[Spatial layout data]
════════════════════

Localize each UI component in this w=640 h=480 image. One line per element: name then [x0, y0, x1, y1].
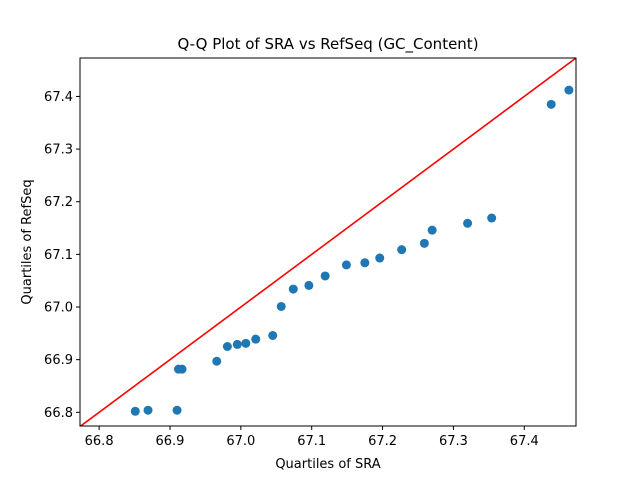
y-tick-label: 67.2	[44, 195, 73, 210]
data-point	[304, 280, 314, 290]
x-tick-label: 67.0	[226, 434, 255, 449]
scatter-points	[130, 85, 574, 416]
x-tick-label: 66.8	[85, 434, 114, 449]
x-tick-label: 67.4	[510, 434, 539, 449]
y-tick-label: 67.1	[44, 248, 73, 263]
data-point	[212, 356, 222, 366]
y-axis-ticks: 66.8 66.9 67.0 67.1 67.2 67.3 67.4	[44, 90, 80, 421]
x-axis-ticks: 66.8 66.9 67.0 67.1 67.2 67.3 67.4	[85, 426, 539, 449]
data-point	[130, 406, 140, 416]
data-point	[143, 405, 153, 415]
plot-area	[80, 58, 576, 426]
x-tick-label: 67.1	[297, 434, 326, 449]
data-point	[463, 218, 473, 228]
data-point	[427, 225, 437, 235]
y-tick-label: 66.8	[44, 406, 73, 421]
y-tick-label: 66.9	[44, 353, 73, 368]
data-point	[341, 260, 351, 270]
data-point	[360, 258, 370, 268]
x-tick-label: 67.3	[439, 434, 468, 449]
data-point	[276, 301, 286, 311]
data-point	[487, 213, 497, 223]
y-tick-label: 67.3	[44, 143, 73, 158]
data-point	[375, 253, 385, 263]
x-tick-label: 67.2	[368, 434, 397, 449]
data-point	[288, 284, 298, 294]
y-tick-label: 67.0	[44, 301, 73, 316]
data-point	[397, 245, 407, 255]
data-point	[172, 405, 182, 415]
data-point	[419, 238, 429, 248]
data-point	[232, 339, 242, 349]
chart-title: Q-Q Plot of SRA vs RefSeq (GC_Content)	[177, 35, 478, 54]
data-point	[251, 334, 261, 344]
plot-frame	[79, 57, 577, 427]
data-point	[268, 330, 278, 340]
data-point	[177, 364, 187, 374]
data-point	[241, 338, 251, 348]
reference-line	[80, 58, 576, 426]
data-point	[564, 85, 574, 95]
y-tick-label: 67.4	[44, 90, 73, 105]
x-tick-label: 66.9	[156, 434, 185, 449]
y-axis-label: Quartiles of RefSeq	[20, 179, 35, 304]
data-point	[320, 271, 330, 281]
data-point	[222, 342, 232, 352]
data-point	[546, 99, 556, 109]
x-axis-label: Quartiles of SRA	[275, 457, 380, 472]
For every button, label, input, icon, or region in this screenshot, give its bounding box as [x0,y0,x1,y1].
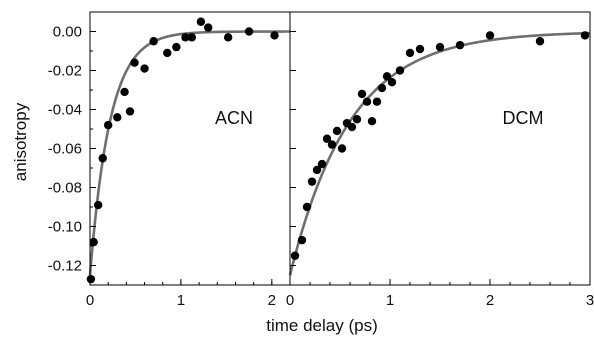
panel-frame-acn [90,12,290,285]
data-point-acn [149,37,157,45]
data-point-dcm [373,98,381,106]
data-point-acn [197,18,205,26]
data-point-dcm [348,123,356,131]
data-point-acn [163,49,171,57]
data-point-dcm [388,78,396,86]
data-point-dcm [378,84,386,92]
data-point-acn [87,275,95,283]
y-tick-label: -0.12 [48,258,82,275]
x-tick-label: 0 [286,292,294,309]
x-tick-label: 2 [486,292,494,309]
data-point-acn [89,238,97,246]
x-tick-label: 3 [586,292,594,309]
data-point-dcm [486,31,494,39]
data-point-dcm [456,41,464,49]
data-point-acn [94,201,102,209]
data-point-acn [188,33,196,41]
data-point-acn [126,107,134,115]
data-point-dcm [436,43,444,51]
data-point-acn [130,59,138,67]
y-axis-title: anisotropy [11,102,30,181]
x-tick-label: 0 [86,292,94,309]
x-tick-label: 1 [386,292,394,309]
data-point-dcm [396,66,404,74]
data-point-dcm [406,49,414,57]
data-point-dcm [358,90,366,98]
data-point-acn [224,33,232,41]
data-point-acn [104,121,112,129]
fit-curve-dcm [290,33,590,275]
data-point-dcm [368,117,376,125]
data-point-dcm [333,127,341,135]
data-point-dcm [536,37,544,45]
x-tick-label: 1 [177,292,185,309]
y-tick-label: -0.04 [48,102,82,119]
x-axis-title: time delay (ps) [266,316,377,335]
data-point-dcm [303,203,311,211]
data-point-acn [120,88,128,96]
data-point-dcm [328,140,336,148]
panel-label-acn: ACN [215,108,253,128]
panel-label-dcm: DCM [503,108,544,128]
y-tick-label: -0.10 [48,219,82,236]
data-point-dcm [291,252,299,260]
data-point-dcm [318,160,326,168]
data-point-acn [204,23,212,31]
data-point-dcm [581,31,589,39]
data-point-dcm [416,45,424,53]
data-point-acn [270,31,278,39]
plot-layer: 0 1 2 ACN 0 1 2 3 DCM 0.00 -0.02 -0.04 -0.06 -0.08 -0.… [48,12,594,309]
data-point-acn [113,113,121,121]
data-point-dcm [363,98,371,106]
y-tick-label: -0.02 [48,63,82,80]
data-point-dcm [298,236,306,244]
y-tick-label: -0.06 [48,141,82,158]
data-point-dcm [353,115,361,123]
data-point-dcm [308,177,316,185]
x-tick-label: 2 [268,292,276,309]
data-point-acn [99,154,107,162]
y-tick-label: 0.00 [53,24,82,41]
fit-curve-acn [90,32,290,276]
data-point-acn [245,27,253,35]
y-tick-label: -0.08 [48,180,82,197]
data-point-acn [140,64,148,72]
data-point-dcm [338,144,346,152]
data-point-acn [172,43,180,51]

════════════════════

TASK —
Return every one of the rows above verbatim, leaving out the pictures.

REPLY TO THE EXERCISE —
Localize each UI component in this w=640 h=480 image. One line per element: name then [x0, y0, x1, y1].
y-tick-label: 67.2	[44, 195, 73, 210]
data-point	[304, 280, 314, 290]
x-tick-label: 67.0	[226, 434, 255, 449]
scatter-points	[130, 85, 574, 416]
x-tick-label: 66.8	[85, 434, 114, 449]
x-tick-label: 67.4	[510, 434, 539, 449]
y-tick-label: 67.1	[44, 248, 73, 263]
data-point	[212, 356, 222, 366]
y-axis-ticks: 66.8 66.9 67.0 67.1 67.2 67.3 67.4	[44, 90, 80, 421]
x-axis-ticks: 66.8 66.9 67.0 67.1 67.2 67.3 67.4	[85, 426, 539, 449]
data-point	[130, 406, 140, 416]
data-point	[143, 405, 153, 415]
plot-area	[80, 58, 576, 426]
x-tick-label: 67.1	[297, 434, 326, 449]
data-point	[463, 218, 473, 228]
data-point	[427, 225, 437, 235]
y-tick-label: 66.8	[44, 406, 73, 421]
y-tick-label: 66.9	[44, 353, 73, 368]
data-point	[341, 260, 351, 270]
data-point	[360, 258, 370, 268]
x-tick-label: 67.3	[439, 434, 468, 449]
data-point	[276, 301, 286, 311]
data-point	[487, 213, 497, 223]
y-tick-label: 67.3	[44, 143, 73, 158]
data-point	[375, 253, 385, 263]
x-tick-label: 67.2	[368, 434, 397, 449]
data-point	[288, 284, 298, 294]
y-tick-label: 67.0	[44, 301, 73, 316]
data-point	[397, 245, 407, 255]
data-point	[172, 405, 182, 415]
data-point	[419, 238, 429, 248]
data-point	[232, 339, 242, 349]
chart-title: Q-Q Plot of SRA vs RefSeq (GC_Content)	[177, 35, 478, 54]
data-point	[251, 334, 261, 344]
plot-frame	[79, 57, 577, 427]
data-point	[268, 330, 278, 340]
data-point	[177, 364, 187, 374]
data-point	[241, 338, 251, 348]
reference-line	[80, 58, 576, 426]
data-point	[564, 85, 574, 95]
y-tick-label: 67.4	[44, 90, 73, 105]
x-tick-label: 66.9	[156, 434, 185, 449]
y-axis-label: Quartiles of RefSeq	[20, 179, 35, 304]
data-point	[320, 271, 330, 281]
data-point	[222, 342, 232, 352]
data-point	[546, 99, 556, 109]
x-axis-label: Quartiles of SRA	[275, 457, 380, 472]
For every button, label, input, icon, or region in this screenshot, give its bounding box as [x0,y0,x1,y1].
panel-frame-acn [90,12,290,285]
data-point-acn [149,37,157,45]
data-point-dcm [373,98,381,106]
data-point-acn [197,18,205,26]
data-point-dcm [348,123,356,131]
data-point-acn [163,49,171,57]
data-point-dcm [388,78,396,86]
data-point-dcm [378,84,386,92]
data-point-acn [87,275,95,283]
y-tick-label: -0.12 [48,258,82,275]
x-tick-label: 0 [286,292,294,309]
x-tick-label: 2 [486,292,494,309]
data-point-acn [89,238,97,246]
x-tick-label: 3 [586,292,594,309]
data-point-dcm [486,31,494,39]
data-point-dcm [456,41,464,49]
data-point-acn [94,201,102,209]
data-point-acn [188,33,196,41]
data-point-acn [126,107,134,115]
data-point-dcm [436,43,444,51]
data-point-acn [130,59,138,67]
y-axis-title: anisotropy [11,102,30,181]
x-tick-label: 0 [86,292,94,309]
x-tick-label: 1 [386,292,394,309]
data-point-dcm [396,66,404,74]
data-point-dcm [406,49,414,57]
data-point-dcm [358,90,366,98]
data-point-acn [224,33,232,41]
data-point-acn [104,121,112,129]
fit-curve-dcm [290,33,590,275]
data-point-dcm [368,117,376,125]
data-point-dcm [333,127,341,135]
data-point-dcm [536,37,544,45]
x-tick-label: 1 [177,292,185,309]
y-tick-label: -0.04 [48,102,82,119]
x-axis-title: time delay (ps) [266,316,377,335]
data-point-dcm [303,203,311,211]
data-point-acn [120,88,128,96]
data-point-dcm [328,140,336,148]
panel-label-acn: ACN [215,108,253,128]
panel-label-dcm: DCM [503,108,544,128]
y-tick-label: -0.10 [48,219,82,236]
data-point-dcm [291,252,299,260]
data-point-dcm [318,160,326,168]
data-point-acn [204,23,212,31]
data-point-dcm [581,31,589,39]
data-point-dcm [416,45,424,53]
data-point-acn [270,31,278,39]
plot-layer: 0 1 2 ACN 0 1 2 3 DCM 0.00 -0.02 -0.04 -0.06 -0.08 -0.… [48,12,594,309]
data-point-acn [113,113,121,121]
data-point-dcm [363,98,371,106]
y-tick-label: -0.02 [48,63,82,80]
data-point-dcm [298,236,306,244]
y-tick-label: -0.06 [48,141,82,158]
data-point-dcm [353,115,361,123]
data-point-dcm [308,177,316,185]
x-tick-label: 2 [268,292,276,309]
data-point-acn [99,154,107,162]
y-tick-label: 0.00 [53,24,82,41]
fit-curve-acn [90,32,290,276]
data-point-acn [245,27,253,35]
y-tick-label: -0.08 [48,180,82,197]
data-point-acn [140,64,148,72]
data-point-dcm [338,144,346,152]
data-point-acn [172,43,180,51]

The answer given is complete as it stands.